- [DATA FOR PROCESSING]
== == ==

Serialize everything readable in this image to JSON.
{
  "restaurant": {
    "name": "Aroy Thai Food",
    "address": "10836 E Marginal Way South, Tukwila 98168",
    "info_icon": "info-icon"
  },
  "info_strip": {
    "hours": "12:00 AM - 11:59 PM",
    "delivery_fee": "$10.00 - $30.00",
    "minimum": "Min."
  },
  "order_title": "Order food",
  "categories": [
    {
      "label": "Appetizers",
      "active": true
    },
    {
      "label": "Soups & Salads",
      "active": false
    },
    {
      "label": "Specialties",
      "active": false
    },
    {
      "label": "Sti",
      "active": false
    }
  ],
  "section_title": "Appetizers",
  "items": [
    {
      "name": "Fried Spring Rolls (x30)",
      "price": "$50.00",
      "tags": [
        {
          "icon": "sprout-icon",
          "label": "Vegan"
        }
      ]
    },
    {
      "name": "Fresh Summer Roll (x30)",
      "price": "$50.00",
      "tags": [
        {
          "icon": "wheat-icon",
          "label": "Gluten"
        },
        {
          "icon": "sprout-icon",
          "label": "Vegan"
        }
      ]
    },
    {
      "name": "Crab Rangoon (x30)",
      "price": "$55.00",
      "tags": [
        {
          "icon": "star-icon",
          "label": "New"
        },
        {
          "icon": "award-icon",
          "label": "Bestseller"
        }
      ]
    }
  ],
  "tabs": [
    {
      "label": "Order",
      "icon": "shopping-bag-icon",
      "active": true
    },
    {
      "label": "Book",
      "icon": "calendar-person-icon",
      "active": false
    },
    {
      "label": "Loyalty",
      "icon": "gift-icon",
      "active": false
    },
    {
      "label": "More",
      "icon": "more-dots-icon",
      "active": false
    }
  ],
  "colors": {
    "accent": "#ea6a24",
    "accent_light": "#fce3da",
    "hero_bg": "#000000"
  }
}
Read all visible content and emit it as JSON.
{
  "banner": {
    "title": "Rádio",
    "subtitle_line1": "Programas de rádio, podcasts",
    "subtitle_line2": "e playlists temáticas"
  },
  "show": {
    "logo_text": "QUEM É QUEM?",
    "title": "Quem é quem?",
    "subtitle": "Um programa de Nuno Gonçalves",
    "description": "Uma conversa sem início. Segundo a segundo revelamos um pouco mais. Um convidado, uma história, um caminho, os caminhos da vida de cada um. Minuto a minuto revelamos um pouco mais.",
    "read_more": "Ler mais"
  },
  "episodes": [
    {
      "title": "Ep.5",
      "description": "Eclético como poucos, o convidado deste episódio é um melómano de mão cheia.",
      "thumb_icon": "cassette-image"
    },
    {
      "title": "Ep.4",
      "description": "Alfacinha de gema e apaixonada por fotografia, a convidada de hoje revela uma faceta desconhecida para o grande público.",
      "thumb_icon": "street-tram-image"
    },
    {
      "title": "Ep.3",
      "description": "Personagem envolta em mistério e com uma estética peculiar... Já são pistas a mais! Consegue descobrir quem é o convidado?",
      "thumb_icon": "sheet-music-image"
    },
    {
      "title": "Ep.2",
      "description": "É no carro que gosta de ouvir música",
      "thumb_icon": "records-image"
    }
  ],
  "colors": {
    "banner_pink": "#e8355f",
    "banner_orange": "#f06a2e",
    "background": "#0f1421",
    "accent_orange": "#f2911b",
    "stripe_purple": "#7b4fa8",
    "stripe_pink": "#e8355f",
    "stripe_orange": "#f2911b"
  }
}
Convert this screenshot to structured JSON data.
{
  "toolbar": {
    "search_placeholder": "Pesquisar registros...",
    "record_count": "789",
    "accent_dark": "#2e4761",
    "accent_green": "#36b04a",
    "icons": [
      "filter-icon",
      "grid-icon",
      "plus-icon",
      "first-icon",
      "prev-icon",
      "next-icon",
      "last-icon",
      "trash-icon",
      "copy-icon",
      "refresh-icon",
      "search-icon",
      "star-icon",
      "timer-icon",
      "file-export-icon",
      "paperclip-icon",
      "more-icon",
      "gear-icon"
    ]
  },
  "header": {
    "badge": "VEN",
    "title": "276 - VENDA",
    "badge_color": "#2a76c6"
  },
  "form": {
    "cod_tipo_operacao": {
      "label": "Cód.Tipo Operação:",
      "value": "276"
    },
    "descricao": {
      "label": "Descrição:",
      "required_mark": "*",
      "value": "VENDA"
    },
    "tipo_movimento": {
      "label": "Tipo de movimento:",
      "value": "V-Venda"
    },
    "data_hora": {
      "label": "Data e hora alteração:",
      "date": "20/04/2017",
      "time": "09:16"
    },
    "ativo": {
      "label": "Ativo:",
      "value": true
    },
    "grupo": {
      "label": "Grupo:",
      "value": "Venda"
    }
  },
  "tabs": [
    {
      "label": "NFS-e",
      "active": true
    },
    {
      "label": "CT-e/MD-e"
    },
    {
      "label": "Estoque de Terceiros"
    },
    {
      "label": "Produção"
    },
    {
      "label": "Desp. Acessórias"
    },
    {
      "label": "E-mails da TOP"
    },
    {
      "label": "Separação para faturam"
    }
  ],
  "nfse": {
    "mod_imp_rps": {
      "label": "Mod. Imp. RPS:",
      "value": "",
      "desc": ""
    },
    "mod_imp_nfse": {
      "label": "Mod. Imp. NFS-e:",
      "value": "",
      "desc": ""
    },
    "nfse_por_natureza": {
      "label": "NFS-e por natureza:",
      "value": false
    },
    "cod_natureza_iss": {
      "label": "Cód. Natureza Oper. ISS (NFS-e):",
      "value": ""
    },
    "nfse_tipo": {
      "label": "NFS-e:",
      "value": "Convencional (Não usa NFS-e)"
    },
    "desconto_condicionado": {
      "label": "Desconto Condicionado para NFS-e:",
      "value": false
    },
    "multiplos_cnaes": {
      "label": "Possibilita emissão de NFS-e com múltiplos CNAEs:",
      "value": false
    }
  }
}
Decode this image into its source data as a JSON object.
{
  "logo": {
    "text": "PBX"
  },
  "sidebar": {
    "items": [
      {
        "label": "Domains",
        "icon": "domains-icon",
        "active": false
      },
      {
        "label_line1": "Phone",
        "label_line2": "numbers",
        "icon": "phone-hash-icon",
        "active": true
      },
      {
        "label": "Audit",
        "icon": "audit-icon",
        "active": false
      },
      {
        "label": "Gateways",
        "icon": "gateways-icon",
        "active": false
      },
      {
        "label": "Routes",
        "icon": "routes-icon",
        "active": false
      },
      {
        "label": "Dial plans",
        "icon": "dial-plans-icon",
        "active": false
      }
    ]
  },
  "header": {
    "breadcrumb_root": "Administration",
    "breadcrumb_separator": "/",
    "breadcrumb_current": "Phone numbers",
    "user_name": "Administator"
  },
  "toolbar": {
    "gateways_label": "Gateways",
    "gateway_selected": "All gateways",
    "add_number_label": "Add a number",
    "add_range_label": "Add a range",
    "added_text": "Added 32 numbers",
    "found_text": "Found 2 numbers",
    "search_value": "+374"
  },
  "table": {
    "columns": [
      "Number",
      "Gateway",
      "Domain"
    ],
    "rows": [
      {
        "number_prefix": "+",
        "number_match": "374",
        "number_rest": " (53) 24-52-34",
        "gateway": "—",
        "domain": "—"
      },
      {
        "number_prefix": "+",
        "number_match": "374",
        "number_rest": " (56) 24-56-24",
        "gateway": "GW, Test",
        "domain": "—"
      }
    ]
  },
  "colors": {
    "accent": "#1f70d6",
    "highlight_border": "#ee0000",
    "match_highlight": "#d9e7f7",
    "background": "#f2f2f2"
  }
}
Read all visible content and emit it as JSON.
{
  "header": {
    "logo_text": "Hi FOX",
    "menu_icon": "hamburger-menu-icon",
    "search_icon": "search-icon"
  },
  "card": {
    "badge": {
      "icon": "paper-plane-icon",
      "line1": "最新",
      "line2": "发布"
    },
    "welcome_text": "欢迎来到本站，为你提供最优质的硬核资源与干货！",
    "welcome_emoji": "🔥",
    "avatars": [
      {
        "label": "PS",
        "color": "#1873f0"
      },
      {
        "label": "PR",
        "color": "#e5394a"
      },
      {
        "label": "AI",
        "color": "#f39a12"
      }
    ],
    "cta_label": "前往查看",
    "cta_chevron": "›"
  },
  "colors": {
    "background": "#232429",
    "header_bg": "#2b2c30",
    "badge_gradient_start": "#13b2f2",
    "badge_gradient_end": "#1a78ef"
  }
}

== == ==

- [EXERCISE TASK] Select and copy every line from the records that includes the word "this".

- [WRITTEN SOLUTION]
Serialize everything readable in this image to JSON.
Convert this screenshot to structured JSON data.
Decode this image into its source data as a JSON object.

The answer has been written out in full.